*Task goal*:
Drop the pictures, then extract the listing word for word.

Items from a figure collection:
----

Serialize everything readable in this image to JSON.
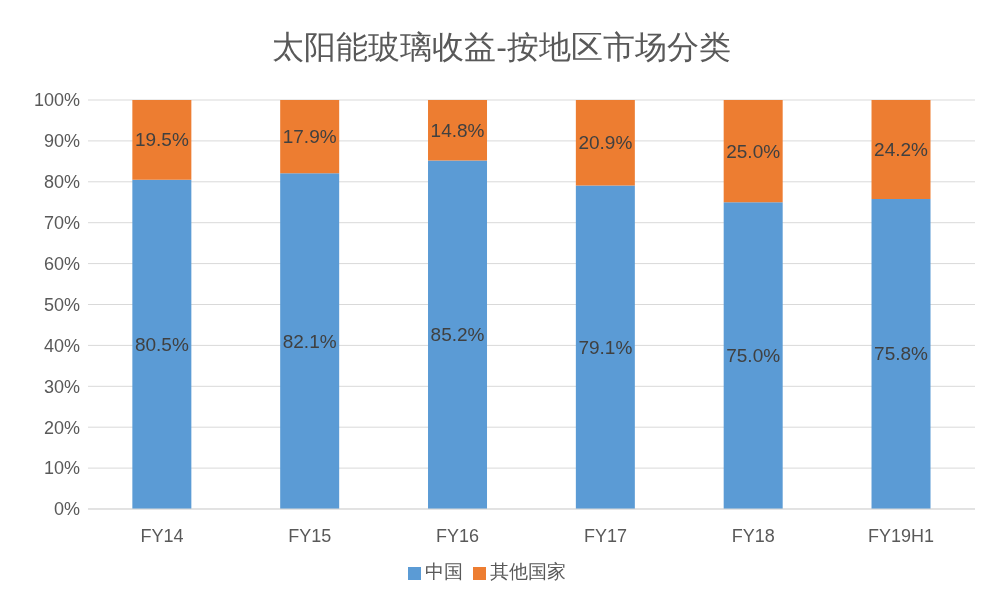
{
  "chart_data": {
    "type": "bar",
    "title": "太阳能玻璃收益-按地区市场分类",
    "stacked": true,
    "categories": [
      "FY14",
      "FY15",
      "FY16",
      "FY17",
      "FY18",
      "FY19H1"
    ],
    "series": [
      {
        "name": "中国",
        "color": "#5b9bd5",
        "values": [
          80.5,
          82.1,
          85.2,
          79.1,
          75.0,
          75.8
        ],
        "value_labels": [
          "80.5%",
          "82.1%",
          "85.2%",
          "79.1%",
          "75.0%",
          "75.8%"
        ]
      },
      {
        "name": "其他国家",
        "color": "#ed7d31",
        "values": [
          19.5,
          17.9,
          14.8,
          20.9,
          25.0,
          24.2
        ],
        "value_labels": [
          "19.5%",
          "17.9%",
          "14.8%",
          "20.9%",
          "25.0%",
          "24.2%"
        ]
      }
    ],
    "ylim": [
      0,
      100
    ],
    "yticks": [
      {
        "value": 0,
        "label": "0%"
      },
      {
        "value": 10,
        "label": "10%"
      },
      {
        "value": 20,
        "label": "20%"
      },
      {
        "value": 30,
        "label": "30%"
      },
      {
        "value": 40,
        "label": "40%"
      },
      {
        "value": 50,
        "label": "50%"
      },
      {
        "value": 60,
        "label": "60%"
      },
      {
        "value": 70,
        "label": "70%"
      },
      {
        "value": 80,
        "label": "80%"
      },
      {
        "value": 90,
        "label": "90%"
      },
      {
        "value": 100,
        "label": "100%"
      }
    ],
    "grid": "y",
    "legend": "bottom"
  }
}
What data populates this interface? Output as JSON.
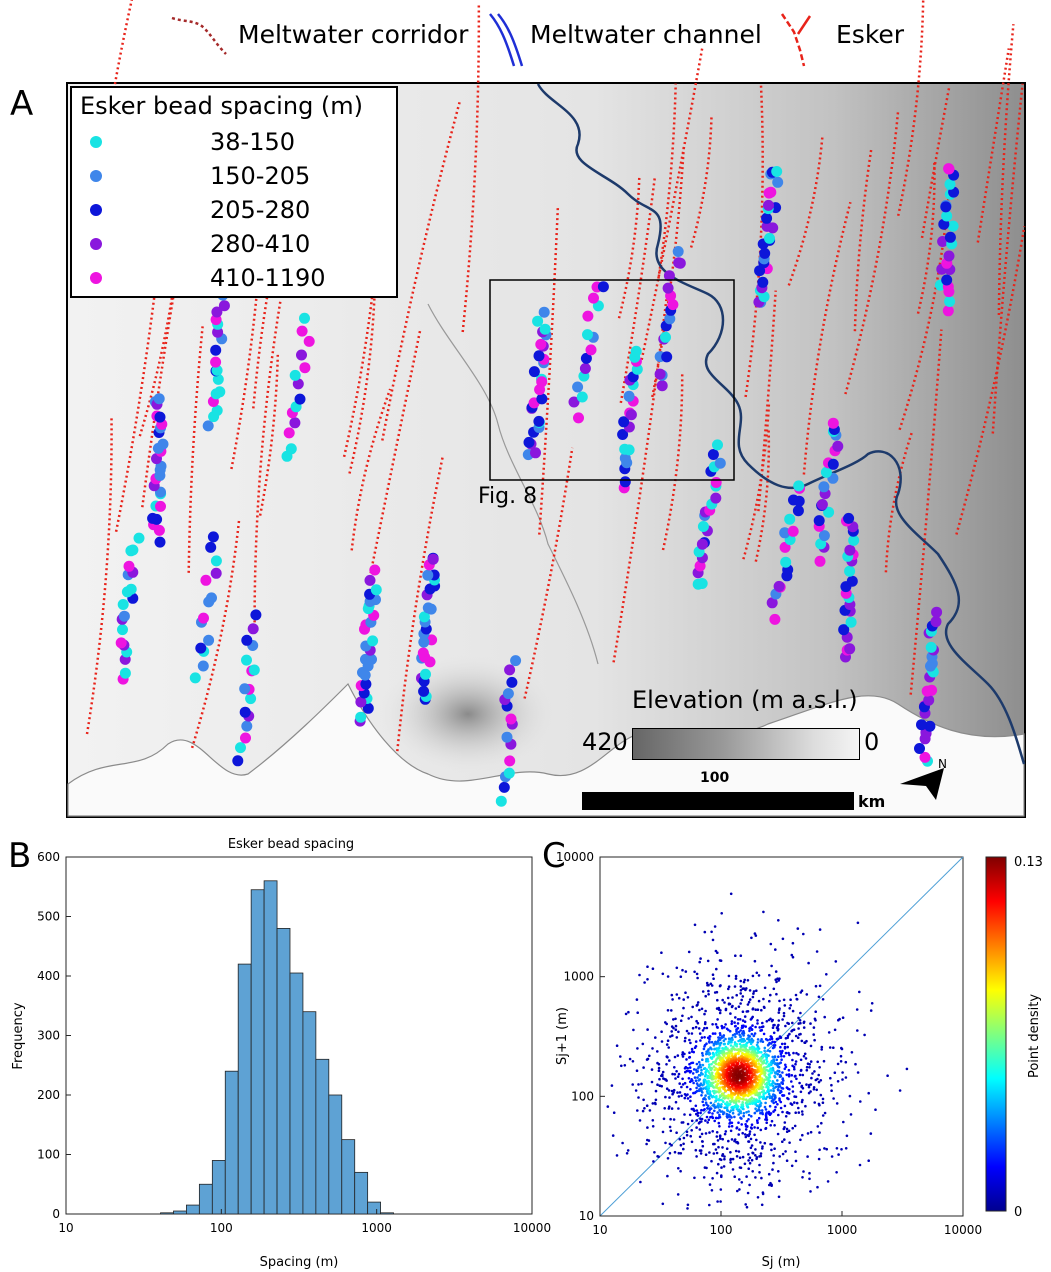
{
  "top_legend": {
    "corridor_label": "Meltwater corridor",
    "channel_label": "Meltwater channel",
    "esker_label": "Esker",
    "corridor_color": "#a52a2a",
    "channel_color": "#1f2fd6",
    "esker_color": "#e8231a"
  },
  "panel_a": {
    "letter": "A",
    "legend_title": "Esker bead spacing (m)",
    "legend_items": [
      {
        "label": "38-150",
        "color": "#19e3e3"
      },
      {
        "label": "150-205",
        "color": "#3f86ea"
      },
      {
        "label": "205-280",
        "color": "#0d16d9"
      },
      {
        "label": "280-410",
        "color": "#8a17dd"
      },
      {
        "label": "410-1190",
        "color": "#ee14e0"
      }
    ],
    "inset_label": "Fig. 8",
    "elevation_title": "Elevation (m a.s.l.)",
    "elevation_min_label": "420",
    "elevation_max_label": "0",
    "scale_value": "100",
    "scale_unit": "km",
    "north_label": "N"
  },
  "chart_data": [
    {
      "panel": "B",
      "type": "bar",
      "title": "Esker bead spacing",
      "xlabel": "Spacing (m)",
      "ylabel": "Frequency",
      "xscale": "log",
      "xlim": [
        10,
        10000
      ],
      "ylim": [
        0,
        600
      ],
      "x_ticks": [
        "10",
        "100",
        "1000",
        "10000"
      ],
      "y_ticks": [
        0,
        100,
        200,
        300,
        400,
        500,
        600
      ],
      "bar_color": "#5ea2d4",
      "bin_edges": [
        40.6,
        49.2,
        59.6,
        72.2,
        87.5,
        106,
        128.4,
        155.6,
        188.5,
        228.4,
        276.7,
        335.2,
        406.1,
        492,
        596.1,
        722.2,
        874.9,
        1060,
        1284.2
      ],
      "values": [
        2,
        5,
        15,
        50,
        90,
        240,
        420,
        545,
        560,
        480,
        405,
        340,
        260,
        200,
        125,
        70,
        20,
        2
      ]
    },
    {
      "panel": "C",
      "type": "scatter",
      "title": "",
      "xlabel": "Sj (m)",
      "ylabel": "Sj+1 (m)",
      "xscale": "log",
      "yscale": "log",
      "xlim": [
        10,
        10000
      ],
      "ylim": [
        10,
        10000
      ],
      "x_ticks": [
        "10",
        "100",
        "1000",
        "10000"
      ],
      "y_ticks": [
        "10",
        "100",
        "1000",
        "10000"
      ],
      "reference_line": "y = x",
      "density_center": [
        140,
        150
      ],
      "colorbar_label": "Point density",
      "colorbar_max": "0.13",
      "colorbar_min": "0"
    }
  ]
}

----

*Worked answer*:
Serialize everything readable in this image to JSON.
{
  "chart_data": {
    "type": "bar",
    "title": "太阳能玻璃收益-按地区市场分类",
    "stacked": true,
    "categories": [
      "FY14",
      "FY15",
      "FY16",
      "FY17",
      "FY18",
      "FY19H1"
    ],
    "series": [
      {
        "name": "中国",
        "color": "#5b9bd5",
        "values": [
          80.5,
          82.1,
          85.2,
          79.1,
          75.0,
          75.8
        ],
        "value_labels": [
          "80.5%",
          "82.1%",
          "85.2%",
          "79.1%",
          "75.0%",
          "75.8%"
        ]
      },
      {
        "name": "其他国家",
        "color": "#ed7d31",
        "values": [
          19.5,
          17.9,
          14.8,
          20.9,
          25.0,
          24.2
        ],
        "value_labels": [
          "19.5%",
          "17.9%",
          "14.8%",
          "20.9%",
          "25.0%",
          "24.2%"
        ]
      }
    ],
    "ylim": [
      0,
      100
    ],
    "yticks": [
      {
        "value": 0,
        "label": "0%"
      },
      {
        "value": 10,
        "label": "10%"
      },
      {
        "value": 20,
        "label": "20%"
      },
      {
        "value": 30,
        "label": "30%"
      },
      {
        "value": 40,
        "label": "40%"
      },
      {
        "value": 50,
        "label": "50%"
      },
      {
        "value": 60,
        "label": "60%"
      },
      {
        "value": 70,
        "label": "70%"
      },
      {
        "value": 80,
        "label": "80%"
      },
      {
        "value": 90,
        "label": "90%"
      },
      {
        "value": 100,
        "label": "100%"
      }
    ],
    "grid": "y",
    "legend": "bottom"
  }
}
What data populates this interface? Output as JSON.
{
  "top_legend": {
    "corridor_label": "Meltwater corridor",
    "channel_label": "Meltwater channel",
    "esker_label": "Esker",
    "corridor_color": "#a52a2a",
    "channel_color": "#1f2fd6",
    "esker_color": "#e8231a"
  },
  "panel_a": {
    "letter": "A",
    "legend_title": "Esker bead spacing (m)",
    "legend_items": [
      {
        "label": "38-150",
        "color": "#19e3e3"
      },
      {
        "label": "150-205",
        "color": "#3f86ea"
      },
      {
        "label": "205-280",
        "color": "#0d16d9"
      },
      {
        "label": "280-410",
        "color": "#8a17dd"
      },
      {
        "label": "410-1190",
        "color": "#ee14e0"
      }
    ],
    "inset_label": "Fig. 8",
    "elevation_title": "Elevation (m a.s.l.)",
    "elevation_min_label": "420",
    "elevation_max_label": "0",
    "scale_value": "100",
    "scale_unit": "km",
    "north_label": "N"
  },
  "chart_data": [
    {
      "panel": "B",
      "type": "bar",
      "title": "Esker bead spacing",
      "xlabel": "Spacing (m)",
      "ylabel": "Frequency",
      "xscale": "log",
      "xlim": [
        10,
        10000
      ],
      "ylim": [
        0,
        600
      ],
      "x_ticks": [
        "10",
        "100",
        "1000",
        "10000"
      ],
      "y_ticks": [
        0,
        100,
        200,
        300,
        400,
        500,
        600
      ],
      "bar_color": "#5ea2d4",
      "bin_edges": [
        40.6,
        49.2,
        59.6,
        72.2,
        87.5,
        106,
        128.4,
        155.6,
        188.5,
        228.4,
        276.7,
        335.2,
        406.1,
        492,
        596.1,
        722.2,
        874.9,
        1060,
        1284.2
      ],
      "values": [
        2,
        5,
        15,
        50,
        90,
        240,
        420,
        545,
        560,
        480,
        405,
        340,
        260,
        200,
        125,
        70,
        20,
        2
      ]
    },
    {
      "panel": "C",
      "type": "scatter",
      "title": "",
      "xlabel": "Sj (m)",
      "ylabel": "Sj+1 (m)",
      "xscale": "log",
      "yscale": "log",
      "xlim": [
        10,
        10000
      ],
      "ylim": [
        10,
        10000
      ],
      "x_ticks": [
        "10",
        "100",
        "1000",
        "10000"
      ],
      "y_ticks": [
        "10",
        "100",
        "1000",
        "10000"
      ],
      "reference_line": "y = x",
      "density_center": [
        140,
        150
      ],
      "colorbar_label": "Point density",
      "colorbar_max": "0.13",
      "colorbar_min": "0"
    }
  ]
}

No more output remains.